- **PROBLEM STATEMENT**:
Wherever the string "groups" occurs in a line of these records, report that line.

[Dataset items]
____________________

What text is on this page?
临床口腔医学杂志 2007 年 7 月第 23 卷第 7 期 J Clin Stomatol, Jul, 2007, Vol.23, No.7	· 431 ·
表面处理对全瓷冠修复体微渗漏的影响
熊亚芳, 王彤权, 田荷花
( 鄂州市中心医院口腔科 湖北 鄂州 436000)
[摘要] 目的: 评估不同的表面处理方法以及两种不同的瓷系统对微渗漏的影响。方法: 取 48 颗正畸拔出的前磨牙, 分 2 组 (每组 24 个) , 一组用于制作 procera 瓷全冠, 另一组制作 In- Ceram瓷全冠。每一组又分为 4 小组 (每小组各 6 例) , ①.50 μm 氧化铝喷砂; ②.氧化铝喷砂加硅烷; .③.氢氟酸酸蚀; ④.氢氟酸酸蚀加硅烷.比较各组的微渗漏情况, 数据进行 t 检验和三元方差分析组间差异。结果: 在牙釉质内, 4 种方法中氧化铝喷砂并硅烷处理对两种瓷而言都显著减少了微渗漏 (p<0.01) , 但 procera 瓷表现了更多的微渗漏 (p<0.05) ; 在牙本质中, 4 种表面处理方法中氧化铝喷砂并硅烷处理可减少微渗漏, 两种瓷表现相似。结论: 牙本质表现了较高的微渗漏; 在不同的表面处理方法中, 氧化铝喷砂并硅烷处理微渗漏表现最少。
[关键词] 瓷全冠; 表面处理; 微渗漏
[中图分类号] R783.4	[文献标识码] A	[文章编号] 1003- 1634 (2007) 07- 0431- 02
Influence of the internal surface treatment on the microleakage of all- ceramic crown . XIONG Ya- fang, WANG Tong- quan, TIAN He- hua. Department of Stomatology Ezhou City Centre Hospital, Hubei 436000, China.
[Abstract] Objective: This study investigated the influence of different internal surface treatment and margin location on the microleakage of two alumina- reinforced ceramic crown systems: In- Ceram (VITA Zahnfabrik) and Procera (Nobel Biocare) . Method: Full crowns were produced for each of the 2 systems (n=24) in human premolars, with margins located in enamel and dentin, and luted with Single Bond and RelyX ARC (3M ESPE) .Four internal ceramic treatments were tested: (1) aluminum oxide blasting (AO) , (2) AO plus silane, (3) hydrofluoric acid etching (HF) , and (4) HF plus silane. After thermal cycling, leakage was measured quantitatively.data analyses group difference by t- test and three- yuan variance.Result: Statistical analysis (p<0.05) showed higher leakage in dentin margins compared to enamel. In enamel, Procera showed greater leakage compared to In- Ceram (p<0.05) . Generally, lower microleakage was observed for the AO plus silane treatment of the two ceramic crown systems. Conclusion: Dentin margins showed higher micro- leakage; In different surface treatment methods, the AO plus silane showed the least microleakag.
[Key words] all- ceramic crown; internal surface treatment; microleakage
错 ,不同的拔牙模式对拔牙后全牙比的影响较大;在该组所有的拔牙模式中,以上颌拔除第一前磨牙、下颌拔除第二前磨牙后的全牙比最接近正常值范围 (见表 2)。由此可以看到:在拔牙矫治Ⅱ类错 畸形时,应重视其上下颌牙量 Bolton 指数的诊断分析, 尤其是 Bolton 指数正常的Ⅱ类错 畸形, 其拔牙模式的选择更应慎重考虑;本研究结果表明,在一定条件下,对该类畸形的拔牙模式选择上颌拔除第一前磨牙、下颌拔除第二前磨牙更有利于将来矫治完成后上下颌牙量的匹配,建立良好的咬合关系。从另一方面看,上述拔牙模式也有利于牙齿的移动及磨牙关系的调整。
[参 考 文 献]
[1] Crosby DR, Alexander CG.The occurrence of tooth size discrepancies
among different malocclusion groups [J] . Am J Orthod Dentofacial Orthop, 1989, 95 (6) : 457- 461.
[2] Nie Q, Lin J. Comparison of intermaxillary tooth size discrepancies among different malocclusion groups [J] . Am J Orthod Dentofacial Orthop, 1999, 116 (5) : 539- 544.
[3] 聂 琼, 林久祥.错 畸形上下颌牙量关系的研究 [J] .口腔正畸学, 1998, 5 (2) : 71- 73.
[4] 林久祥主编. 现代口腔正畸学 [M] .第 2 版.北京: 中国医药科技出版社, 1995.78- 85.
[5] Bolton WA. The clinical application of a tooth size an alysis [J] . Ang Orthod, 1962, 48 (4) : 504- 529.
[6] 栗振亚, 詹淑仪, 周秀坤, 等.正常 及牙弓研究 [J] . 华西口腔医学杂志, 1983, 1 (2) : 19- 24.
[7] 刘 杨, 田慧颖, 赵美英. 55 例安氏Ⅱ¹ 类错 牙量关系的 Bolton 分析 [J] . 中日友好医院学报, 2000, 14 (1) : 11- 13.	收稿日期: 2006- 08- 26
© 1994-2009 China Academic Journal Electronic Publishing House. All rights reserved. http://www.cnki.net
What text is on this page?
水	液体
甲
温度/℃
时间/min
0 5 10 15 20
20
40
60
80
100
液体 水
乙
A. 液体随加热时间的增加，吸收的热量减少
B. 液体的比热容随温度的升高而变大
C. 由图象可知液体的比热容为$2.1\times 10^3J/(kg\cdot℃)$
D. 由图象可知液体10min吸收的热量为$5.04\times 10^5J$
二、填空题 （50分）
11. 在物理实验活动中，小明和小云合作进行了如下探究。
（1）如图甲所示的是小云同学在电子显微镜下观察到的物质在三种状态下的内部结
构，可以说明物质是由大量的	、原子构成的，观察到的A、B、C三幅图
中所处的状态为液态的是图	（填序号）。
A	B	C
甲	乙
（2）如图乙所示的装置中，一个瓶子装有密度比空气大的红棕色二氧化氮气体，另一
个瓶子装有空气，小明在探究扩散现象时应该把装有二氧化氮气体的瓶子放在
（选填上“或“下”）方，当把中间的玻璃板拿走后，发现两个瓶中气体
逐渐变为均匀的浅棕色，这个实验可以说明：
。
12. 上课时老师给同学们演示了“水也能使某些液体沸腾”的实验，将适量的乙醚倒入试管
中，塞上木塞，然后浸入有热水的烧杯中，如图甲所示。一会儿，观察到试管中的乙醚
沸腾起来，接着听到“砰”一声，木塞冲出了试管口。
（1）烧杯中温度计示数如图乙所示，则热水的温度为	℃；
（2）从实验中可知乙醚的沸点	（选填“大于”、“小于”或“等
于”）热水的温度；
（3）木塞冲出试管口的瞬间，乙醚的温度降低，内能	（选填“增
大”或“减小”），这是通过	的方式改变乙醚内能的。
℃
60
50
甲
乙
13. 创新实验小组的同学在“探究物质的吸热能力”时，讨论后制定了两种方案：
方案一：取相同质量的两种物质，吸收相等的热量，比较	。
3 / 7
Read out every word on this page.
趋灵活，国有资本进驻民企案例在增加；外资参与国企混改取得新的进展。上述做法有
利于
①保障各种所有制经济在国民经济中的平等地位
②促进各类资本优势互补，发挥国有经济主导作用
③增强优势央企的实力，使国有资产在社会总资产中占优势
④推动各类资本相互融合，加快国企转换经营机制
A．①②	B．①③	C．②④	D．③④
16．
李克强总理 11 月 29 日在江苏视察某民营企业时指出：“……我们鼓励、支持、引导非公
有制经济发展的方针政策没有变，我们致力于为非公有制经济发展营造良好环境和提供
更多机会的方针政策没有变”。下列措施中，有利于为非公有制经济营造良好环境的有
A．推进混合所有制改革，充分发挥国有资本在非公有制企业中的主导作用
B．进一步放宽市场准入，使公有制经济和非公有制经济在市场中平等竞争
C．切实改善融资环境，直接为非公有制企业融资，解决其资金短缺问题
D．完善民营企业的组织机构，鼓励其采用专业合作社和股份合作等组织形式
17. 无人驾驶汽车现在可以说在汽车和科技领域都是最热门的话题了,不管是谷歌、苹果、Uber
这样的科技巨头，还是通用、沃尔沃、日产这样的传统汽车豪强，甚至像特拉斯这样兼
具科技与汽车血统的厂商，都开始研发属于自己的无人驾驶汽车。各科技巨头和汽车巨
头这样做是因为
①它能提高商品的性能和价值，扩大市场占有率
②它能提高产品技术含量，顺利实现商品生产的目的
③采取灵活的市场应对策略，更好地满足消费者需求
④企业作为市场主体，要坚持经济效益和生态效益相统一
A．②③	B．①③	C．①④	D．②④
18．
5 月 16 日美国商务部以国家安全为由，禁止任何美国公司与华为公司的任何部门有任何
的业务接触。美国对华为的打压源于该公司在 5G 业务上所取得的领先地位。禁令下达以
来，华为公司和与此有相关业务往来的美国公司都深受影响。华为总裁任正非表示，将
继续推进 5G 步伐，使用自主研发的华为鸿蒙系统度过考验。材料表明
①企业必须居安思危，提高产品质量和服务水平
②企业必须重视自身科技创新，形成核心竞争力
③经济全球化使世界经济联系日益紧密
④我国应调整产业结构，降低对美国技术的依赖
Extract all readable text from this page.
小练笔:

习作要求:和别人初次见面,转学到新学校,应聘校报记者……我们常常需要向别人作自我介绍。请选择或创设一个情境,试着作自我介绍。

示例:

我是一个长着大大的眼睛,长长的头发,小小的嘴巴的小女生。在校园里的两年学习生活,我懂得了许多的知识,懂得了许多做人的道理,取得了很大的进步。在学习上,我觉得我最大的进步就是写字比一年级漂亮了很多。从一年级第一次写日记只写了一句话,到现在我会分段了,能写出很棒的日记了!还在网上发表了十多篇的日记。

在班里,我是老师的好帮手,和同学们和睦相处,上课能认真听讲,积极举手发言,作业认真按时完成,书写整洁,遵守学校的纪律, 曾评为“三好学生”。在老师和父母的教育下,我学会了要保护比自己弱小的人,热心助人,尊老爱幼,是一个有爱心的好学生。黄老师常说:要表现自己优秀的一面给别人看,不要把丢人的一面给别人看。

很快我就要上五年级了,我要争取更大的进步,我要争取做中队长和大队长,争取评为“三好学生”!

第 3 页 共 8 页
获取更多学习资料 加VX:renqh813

____________________

- **FINAL RESULT**:
among different malocclusion groups [J] . Am J Orthod Dentofacial Orthop, 1989, 95 (6) : 457- 461.
[2] Nie Q, Lin J. Comparison of intermaxillary tooth size discrepancies among different malocclusion groups [J] . Am J Orthod Dentofacial Orthop, 1999, 116 (5) : 539- 544.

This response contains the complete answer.